- RECORDS FOR THIS EXERCISE -
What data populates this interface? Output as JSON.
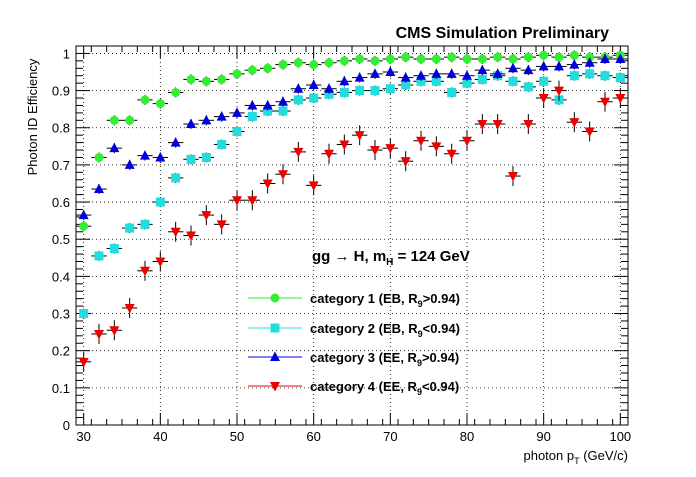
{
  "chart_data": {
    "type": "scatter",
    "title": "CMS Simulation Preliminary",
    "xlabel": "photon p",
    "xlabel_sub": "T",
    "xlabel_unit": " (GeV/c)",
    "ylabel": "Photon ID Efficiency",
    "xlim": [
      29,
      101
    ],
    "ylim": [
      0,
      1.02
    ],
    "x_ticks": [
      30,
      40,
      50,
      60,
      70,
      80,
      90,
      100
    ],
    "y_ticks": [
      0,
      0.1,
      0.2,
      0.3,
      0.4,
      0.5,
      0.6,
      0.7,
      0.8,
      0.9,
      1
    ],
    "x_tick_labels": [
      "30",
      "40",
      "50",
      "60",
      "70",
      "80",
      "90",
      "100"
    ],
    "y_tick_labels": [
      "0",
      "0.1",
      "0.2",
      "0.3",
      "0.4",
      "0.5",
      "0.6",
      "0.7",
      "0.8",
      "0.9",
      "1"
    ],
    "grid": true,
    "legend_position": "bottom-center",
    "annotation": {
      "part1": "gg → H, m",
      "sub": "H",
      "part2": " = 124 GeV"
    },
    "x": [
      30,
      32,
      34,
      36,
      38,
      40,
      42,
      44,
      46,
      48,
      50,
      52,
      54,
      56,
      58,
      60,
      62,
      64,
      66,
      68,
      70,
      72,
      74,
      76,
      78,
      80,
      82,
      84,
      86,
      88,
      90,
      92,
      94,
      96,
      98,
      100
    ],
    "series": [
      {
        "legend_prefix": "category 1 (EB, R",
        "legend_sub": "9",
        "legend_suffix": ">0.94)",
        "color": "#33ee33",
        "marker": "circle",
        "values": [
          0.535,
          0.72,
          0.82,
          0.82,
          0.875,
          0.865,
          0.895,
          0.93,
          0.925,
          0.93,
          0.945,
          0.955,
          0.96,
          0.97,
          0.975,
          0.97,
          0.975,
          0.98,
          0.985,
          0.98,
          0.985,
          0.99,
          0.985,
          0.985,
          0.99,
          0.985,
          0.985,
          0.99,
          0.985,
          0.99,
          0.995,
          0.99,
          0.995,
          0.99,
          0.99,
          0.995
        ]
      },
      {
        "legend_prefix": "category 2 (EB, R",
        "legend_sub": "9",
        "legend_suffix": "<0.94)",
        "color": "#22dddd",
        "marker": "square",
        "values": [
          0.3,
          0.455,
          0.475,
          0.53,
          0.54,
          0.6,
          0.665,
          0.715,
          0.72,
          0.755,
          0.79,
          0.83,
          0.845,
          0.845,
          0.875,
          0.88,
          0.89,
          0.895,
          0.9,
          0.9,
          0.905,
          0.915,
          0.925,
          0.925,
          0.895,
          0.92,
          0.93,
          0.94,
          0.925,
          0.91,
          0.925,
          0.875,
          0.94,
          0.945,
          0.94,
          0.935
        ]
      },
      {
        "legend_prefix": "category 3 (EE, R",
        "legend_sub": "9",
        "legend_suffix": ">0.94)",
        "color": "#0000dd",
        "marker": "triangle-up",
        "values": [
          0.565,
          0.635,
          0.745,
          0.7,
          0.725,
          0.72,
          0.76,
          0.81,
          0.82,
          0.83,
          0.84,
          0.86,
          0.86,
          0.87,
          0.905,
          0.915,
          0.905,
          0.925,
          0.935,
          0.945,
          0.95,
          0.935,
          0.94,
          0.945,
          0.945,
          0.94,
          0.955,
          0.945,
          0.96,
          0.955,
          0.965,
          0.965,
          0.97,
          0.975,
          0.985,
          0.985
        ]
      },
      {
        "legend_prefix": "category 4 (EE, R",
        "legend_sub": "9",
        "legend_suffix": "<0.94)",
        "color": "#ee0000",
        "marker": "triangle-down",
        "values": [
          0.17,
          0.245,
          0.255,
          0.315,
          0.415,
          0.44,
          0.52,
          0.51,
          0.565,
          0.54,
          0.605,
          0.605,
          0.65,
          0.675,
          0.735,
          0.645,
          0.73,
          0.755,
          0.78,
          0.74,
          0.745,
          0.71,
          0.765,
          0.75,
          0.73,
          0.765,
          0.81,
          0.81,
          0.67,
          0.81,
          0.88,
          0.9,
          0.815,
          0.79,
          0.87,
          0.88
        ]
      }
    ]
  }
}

---

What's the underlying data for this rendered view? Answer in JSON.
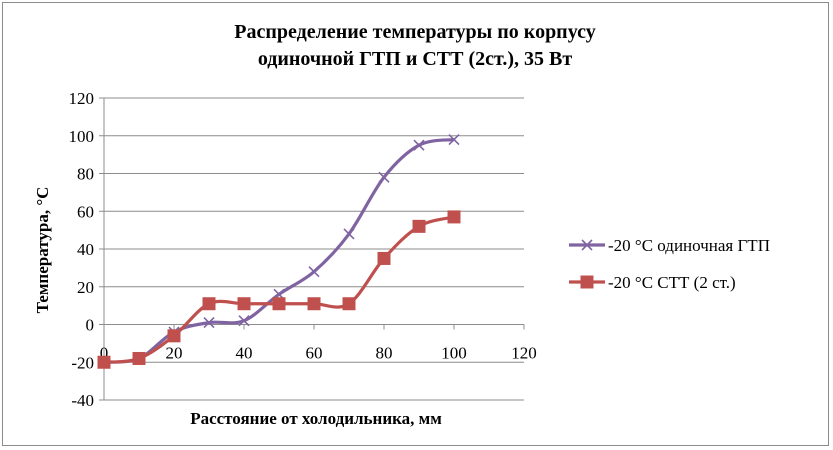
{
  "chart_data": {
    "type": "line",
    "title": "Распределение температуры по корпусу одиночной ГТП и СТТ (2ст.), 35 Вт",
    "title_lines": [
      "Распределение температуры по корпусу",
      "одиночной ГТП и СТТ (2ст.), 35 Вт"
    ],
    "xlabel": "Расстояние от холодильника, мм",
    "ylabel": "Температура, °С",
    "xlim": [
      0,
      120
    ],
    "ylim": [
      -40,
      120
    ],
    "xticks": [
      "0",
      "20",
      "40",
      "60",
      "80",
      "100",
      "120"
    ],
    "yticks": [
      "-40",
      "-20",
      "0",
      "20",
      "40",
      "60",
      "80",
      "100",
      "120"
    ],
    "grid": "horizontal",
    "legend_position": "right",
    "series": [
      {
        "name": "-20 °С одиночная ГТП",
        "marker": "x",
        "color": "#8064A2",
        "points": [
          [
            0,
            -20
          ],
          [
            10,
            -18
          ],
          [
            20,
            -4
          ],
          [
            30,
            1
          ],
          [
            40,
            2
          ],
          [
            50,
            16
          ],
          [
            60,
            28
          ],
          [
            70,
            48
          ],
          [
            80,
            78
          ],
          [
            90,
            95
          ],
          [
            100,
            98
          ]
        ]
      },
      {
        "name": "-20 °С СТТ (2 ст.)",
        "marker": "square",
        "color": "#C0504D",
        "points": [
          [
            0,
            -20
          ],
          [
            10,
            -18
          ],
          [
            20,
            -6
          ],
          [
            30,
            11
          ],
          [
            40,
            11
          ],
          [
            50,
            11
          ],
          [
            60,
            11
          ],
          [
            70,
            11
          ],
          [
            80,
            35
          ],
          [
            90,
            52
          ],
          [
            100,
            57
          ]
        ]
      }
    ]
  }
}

- TO DO -
Each line in the listing above that contains "What" should be copied.

- FINAL RESULT -
What data populates this interface? Output as JSON.
What's the underlying data for this rendered view? Answer in JSON.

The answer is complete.